### Brief
The entries that follow must be given again exactly, with the pictures excluded.

Extracts from a graphics dataset
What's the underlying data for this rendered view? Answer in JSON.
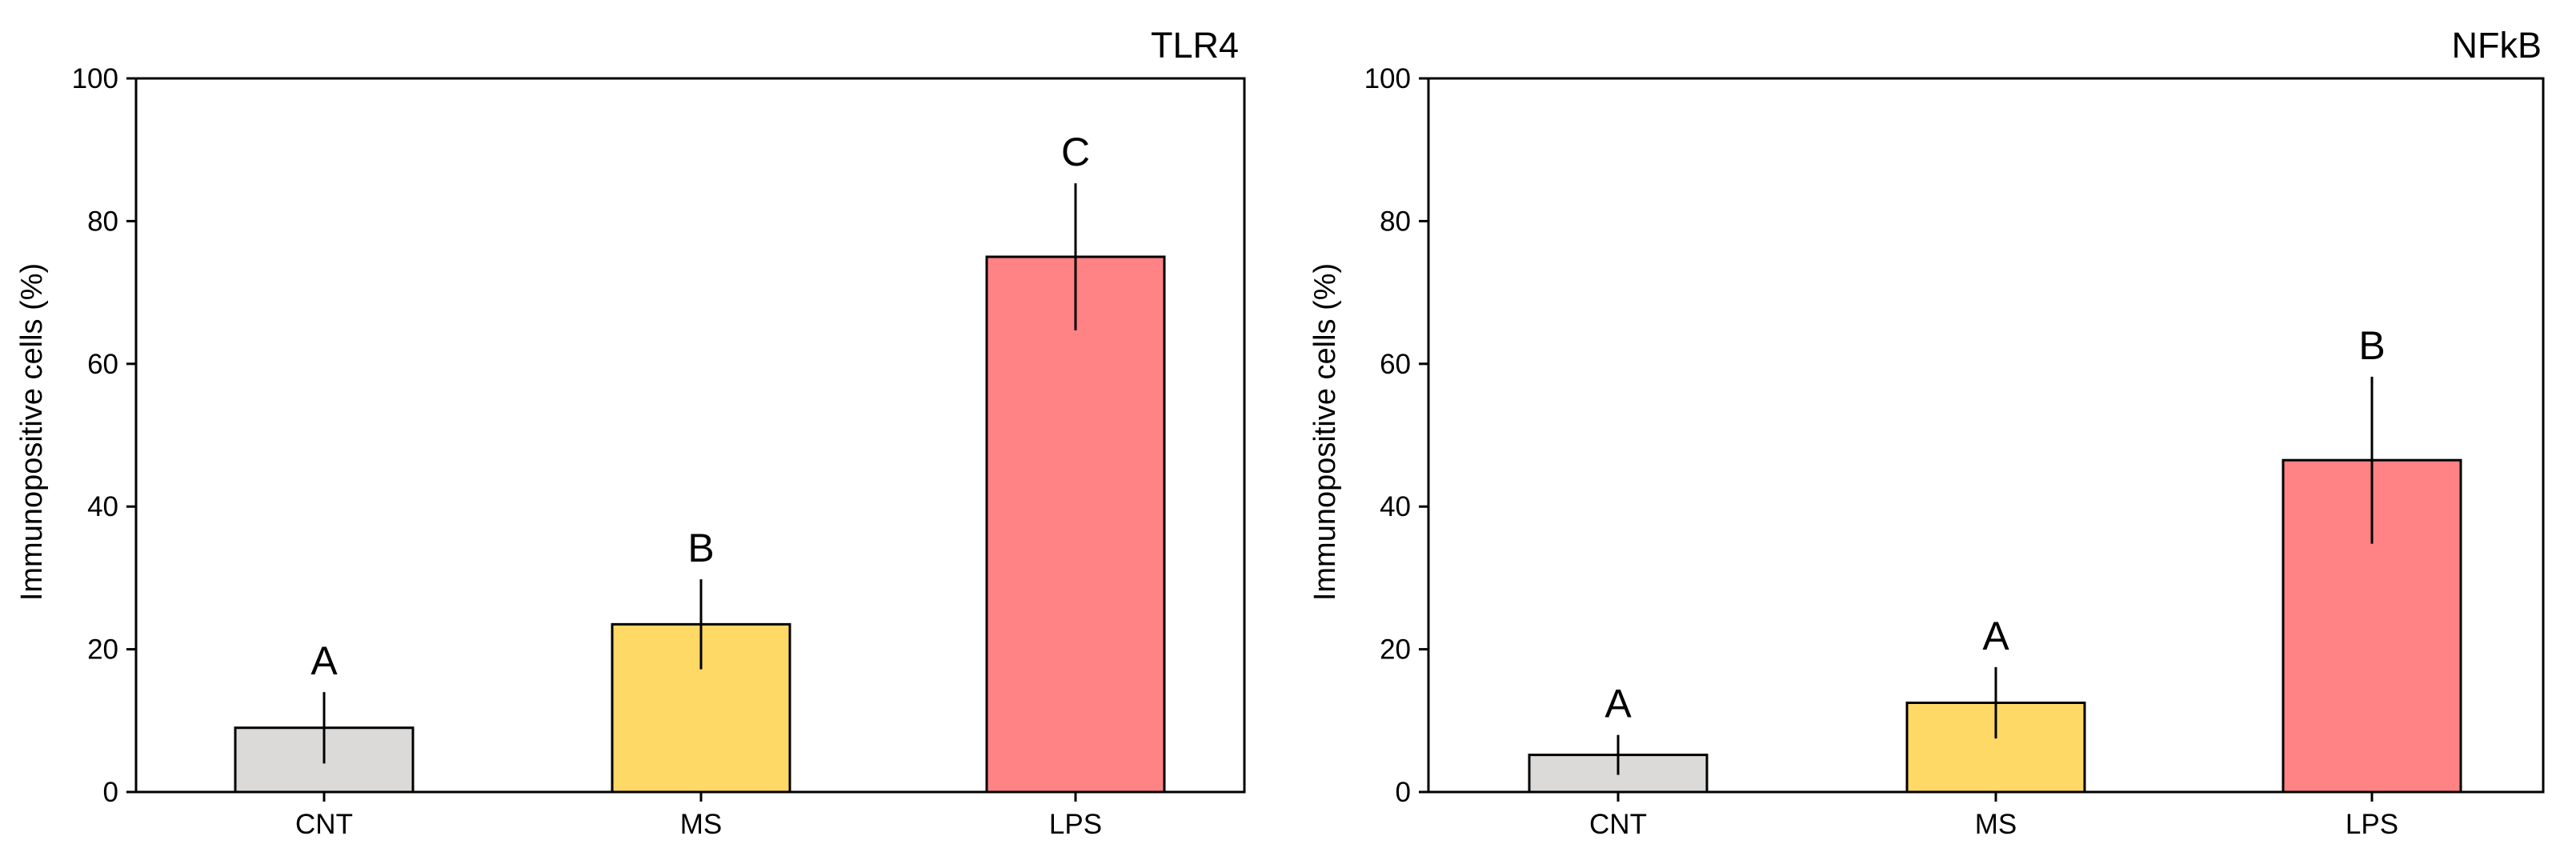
{
  "chart_data": [
    {
      "type": "bar",
      "title": "TLR4",
      "xlabel": "",
      "ylabel": "Immunopositive cells (%)",
      "ylim": [
        0,
        100
      ],
      "yticks": [
        0,
        20,
        40,
        60,
        80,
        100
      ],
      "categories": [
        "CNT",
        "MS",
        "LPS"
      ],
      "values": [
        9,
        23.5,
        75
      ],
      "errors": [
        5,
        6.3,
        10.3
      ],
      "significance": [
        "A",
        "B",
        "C"
      ],
      "colors": [
        "#DCDAD8",
        "#FFD966",
        "#FF8285"
      ],
      "grid": false
    },
    {
      "type": "bar",
      "title": "NFkB",
      "xlabel": "",
      "ylabel": "Immunopositive cells (%)",
      "ylim": [
        0,
        100
      ],
      "yticks": [
        0,
        20,
        40,
        60,
        80,
        100
      ],
      "categories": [
        "CNT",
        "MS",
        "LPS"
      ],
      "values": [
        5.2,
        12.5,
        46.5
      ],
      "errors": [
        2.8,
        5,
        11.7
      ],
      "significance": [
        "A",
        "A",
        "B"
      ],
      "colors": [
        "#DCDAD8",
        "#FFD966",
        "#FF8285"
      ],
      "grid": false
    }
  ]
}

### Final answer
What's the underlying data for this rendered view? Answer in JSON.
{
  "chart_data": [
    {
      "type": "bar",
      "title": "TLR4",
      "xlabel": "",
      "ylabel": "Immunopositive cells (%)",
      "ylim": [
        0,
        100
      ],
      "yticks": [
        0,
        20,
        40,
        60,
        80,
        100
      ],
      "categories": [
        "CNT",
        "MS",
        "LPS"
      ],
      "values": [
        9,
        23.5,
        75
      ],
      "errors": [
        5,
        6.3,
        10.3
      ],
      "significance": [
        "A",
        "B",
        "C"
      ],
      "colors": [
        "#DCDAD8",
        "#FFD966",
        "#FF8285"
      ],
      "grid": false
    },
    {
      "type": "bar",
      "title": "NFkB",
      "xlabel": "",
      "ylabel": "Immunopositive cells (%)",
      "ylim": [
        0,
        100
      ],
      "yticks": [
        0,
        20,
        40,
        60,
        80,
        100
      ],
      "categories": [
        "CNT",
        "MS",
        "LPS"
      ],
      "values": [
        5.2,
        12.5,
        46.5
      ],
      "errors": [
        2.8,
        5,
        11.7
      ],
      "significance": [
        "A",
        "A",
        "B"
      ],
      "colors": [
        "#DCDAD8",
        "#FFD966",
        "#FF8285"
      ],
      "grid": false
    }
  ]
}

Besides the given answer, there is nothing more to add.